Figure dataset records
________________________

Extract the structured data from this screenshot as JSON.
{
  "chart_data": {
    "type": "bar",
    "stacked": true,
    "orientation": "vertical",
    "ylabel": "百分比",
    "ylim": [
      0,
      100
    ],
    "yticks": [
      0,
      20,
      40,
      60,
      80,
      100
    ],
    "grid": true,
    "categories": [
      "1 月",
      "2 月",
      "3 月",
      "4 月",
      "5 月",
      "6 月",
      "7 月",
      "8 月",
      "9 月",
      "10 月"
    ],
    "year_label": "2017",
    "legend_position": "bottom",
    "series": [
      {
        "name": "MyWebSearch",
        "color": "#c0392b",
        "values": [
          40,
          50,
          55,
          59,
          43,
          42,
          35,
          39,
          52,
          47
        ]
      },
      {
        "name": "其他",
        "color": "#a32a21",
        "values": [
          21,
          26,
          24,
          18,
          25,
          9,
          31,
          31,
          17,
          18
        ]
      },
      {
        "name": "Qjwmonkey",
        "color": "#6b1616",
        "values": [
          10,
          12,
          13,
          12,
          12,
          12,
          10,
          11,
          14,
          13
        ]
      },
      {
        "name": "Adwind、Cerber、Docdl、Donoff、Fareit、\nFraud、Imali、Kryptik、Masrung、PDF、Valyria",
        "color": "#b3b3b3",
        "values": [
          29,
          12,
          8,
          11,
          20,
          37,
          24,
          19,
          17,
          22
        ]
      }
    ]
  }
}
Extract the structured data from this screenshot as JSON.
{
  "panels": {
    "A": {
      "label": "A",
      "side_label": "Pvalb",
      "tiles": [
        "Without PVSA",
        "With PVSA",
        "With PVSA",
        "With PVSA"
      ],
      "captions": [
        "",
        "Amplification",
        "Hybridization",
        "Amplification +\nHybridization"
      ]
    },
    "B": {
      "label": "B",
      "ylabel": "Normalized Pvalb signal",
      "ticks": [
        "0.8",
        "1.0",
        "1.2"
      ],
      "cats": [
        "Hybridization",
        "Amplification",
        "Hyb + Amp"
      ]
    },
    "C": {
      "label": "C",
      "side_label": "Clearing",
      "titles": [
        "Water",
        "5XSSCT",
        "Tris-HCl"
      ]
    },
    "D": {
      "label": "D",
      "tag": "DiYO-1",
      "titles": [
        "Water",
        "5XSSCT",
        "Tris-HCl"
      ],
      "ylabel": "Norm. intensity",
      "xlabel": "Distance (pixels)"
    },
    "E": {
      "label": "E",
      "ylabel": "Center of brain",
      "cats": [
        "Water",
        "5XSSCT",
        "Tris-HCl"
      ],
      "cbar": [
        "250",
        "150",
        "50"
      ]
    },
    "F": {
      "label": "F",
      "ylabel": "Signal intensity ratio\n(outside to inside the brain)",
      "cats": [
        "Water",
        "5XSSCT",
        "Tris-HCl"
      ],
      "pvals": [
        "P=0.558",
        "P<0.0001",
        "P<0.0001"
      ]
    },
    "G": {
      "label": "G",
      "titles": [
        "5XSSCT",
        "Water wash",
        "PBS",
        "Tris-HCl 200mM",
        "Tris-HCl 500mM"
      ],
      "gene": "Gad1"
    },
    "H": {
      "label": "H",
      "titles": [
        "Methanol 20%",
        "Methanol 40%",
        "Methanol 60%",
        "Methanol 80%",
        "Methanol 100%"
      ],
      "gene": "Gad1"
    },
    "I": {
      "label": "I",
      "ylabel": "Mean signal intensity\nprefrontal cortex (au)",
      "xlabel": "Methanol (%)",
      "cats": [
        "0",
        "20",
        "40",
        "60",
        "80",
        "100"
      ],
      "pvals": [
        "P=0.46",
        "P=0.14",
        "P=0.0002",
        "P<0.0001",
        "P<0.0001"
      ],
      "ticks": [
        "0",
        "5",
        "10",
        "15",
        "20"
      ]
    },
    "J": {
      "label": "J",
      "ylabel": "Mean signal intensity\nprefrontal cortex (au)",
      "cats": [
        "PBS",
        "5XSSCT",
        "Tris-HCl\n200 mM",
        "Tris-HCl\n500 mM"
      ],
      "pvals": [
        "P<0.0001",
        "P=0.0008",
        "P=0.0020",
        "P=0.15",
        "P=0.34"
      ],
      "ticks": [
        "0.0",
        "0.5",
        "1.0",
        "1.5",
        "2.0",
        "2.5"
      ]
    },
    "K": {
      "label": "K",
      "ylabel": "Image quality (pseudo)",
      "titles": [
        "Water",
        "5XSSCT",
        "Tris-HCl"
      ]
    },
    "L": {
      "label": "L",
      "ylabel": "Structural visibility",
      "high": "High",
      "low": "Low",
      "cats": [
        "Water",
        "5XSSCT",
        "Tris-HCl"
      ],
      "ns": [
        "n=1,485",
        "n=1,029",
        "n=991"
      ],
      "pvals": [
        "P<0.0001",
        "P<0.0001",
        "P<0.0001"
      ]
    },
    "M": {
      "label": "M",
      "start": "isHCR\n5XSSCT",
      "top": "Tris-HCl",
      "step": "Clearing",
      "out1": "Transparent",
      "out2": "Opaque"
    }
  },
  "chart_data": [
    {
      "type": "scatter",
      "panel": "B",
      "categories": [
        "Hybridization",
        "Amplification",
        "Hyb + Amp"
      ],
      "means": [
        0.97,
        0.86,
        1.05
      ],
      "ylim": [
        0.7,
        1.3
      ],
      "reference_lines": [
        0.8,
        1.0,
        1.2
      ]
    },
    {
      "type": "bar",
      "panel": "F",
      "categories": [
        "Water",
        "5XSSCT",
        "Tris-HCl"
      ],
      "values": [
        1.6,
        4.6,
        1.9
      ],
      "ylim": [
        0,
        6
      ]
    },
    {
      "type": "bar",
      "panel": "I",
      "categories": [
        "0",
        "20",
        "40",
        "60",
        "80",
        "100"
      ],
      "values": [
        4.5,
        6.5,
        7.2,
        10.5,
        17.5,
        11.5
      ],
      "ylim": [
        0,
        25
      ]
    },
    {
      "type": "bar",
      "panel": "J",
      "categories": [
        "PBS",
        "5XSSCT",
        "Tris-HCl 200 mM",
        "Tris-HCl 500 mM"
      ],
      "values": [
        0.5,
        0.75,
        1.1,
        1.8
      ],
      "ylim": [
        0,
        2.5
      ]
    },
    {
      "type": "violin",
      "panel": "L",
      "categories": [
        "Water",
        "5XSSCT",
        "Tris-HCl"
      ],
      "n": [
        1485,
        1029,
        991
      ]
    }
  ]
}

________________________

Take the entries and copy them out exactly.

Extract the structured data from this screenshot as JSON.
{
  "chart_data": {
    "type": "bar",
    "stacked": true,
    "orientation": "vertical",
    "ylabel": "百分比",
    "ylim": [
      0,
      100
    ],
    "yticks": [
      0,
      20,
      40,
      60,
      80,
      100
    ],
    "grid": true,
    "categories": [
      "1 月",
      "2 月",
      "3 月",
      "4 月",
      "5 月",
      "6 月",
      "7 月",
      "8 月",
      "9 月",
      "10 月"
    ],
    "year_label": "2017",
    "legend_position": "bottom",
    "series": [
      {
        "name": "MyWebSearch",
        "color": "#c0392b",
        "values": [
          40,
          50,
          55,
          59,
          43,
          42,
          35,
          39,
          52,
          47
        ]
      },
      {
        "name": "其他",
        "color": "#a32a21",
        "values": [
          21,
          26,
          24,
          18,
          25,
          9,
          31,
          31,
          17,
          18
        ]
      },
      {
        "name": "Qjwmonkey",
        "color": "#6b1616",
        "values": [
          10,
          12,
          13,
          12,
          12,
          12,
          10,
          11,
          14,
          13
        ]
      },
      {
        "name": "Adwind、Cerber、Docdl、Donoff、Fareit、\nFraud、Imali、Kryptik、Masrung、PDF、Valyria",
        "color": "#b3b3b3",
        "values": [
          29,
          12,
          8,
          11,
          20,
          37,
          24,
          19,
          17,
          22
        ]
      }
    ]
  }
}
Extract the structured data from this screenshot as JSON.
{
  "panels": {
    "A": {
      "label": "A",
      "side_label": "Pvalb",
      "tiles": [
        "Without PVSA",
        "With PVSA",
        "With PVSA",
        "With PVSA"
      ],
      "captions": [
        "",
        "Amplification",
        "Hybridization",
        "Amplification +\nHybridization"
      ]
    },
    "B": {
      "label": "B",
      "ylabel": "Normalized Pvalb signal",
      "ticks": [
        "0.8",
        "1.0",
        "1.2"
      ],
      "cats": [
        "Hybridization",
        "Amplification",
        "Hyb + Amp"
      ]
    },
    "C": {
      "label": "C",
      "side_label": "Clearing",
      "titles": [
        "Water",
        "5XSSCT",
        "Tris-HCl"
      ]
    },
    "D": {
      "label": "D",
      "tag": "DiYO-1",
      "titles": [
        "Water",
        "5XSSCT",
        "Tris-HCl"
      ],
      "ylabel": "Norm. intensity",
      "xlabel": "Distance (pixels)"
    },
    "E": {
      "label": "E",
      "ylabel": "Center of brain",
      "cats": [
        "Water",
        "5XSSCT",
        "Tris-HCl"
      ],
      "cbar": [
        "250",
        "150",
        "50"
      ]
    },
    "F": {
      "label": "F",
      "ylabel": "Signal intensity ratio\n(outside to inside the brain)",
      "cats": [
        "Water",
        "5XSSCT",
        "Tris-HCl"
      ],
      "pvals": [
        "P=0.558",
        "P<0.0001",
        "P<0.0001"
      ]
    },
    "G": {
      "label": "G",
      "titles": [
        "5XSSCT",
        "Water wash",
        "PBS",
        "Tris-HCl 200mM",
        "Tris-HCl 500mM"
      ],
      "gene": "Gad1"
    },
    "H": {
      "label": "H",
      "titles": [
        "Methanol 20%",
        "Methanol 40%",
        "Methanol 60%",
        "Methanol 80%",
        "Methanol 100%"
      ],
      "gene": "Gad1"
    },
    "I": {
      "label": "I",
      "ylabel": "Mean signal intensity\nprefrontal cortex (au)",
      "xlabel": "Methanol (%)",
      "cats": [
        "0",
        "20",
        "40",
        "60",
        "80",
        "100"
      ],
      "pvals": [
        "P=0.46",
        "P=0.14",
        "P=0.0002",
        "P<0.0001",
        "P<0.0001"
      ],
      "ticks": [
        "0",
        "5",
        "10",
        "15",
        "20"
      ]
    },
    "J": {
      "label": "J",
      "ylabel": "Mean signal intensity\nprefrontal cortex (au)",
      "cats": [
        "PBS",
        "5XSSCT",
        "Tris-HCl\n200 mM",
        "Tris-HCl\n500 mM"
      ],
      "pvals": [
        "P<0.0001",
        "P=0.0008",
        "P=0.0020",
        "P=0.15",
        "P=0.34"
      ],
      "ticks": [
        "0.0",
        "0.5",
        "1.0",
        "1.5",
        "2.0",
        "2.5"
      ]
    },
    "K": {
      "label": "K",
      "ylabel": "Image quality (pseudo)",
      "titles": [
        "Water",
        "5XSSCT",
        "Tris-HCl"
      ]
    },
    "L": {
      "label": "L",
      "ylabel": "Structural visibility",
      "high": "High",
      "low": "Low",
      "cats": [
        "Water",
        "5XSSCT",
        "Tris-HCl"
      ],
      "ns": [
        "n=1,485",
        "n=1,029",
        "n=991"
      ],
      "pvals": [
        "P<0.0001",
        "P<0.0001",
        "P<0.0001"
      ]
    },
    "M": {
      "label": "M",
      "start": "isHCR\n5XSSCT",
      "top": "Tris-HCl",
      "step": "Clearing",
      "out1": "Transparent",
      "out2": "Opaque"
    }
  },
  "chart_data": [
    {
      "type": "scatter",
      "panel": "B",
      "categories": [
        "Hybridization",
        "Amplification",
        "Hyb + Amp"
      ],
      "means": [
        0.97,
        0.86,
        1.05
      ],
      "ylim": [
        0.7,
        1.3
      ],
      "reference_lines": [
        0.8,
        1.0,
        1.2
      ]
    },
    {
      "type": "bar",
      "panel": "F",
      "categories": [
        "Water",
        "5XSSCT",
        "Tris-HCl"
      ],
      "values": [
        1.6,
        4.6,
        1.9
      ],
      "ylim": [
        0,
        6
      ]
    },
    {
      "type": "bar",
      "panel": "I",
      "categories": [
        "0",
        "20",
        "40",
        "60",
        "80",
        "100"
      ],
      "values": [
        4.5,
        6.5,
        7.2,
        10.5,
        17.5,
        11.5
      ],
      "ylim": [
        0,
        25
      ]
    },
    {
      "type": "bar",
      "panel": "J",
      "categories": [
        "PBS",
        "5XSSCT",
        "Tris-HCl 200 mM",
        "Tris-HCl 500 mM"
      ],
      "values": [
        0.5,
        0.75,
        1.1,
        1.8
      ],
      "ylim": [
        0,
        2.5
      ]
    },
    {
      "type": "violin",
      "panel": "L",
      "categories": [
        "Water",
        "5XSSCT",
        "Tris-HCl"
      ],
      "n": [
        1485,
        1029,
        991
      ]
    }
  ]
}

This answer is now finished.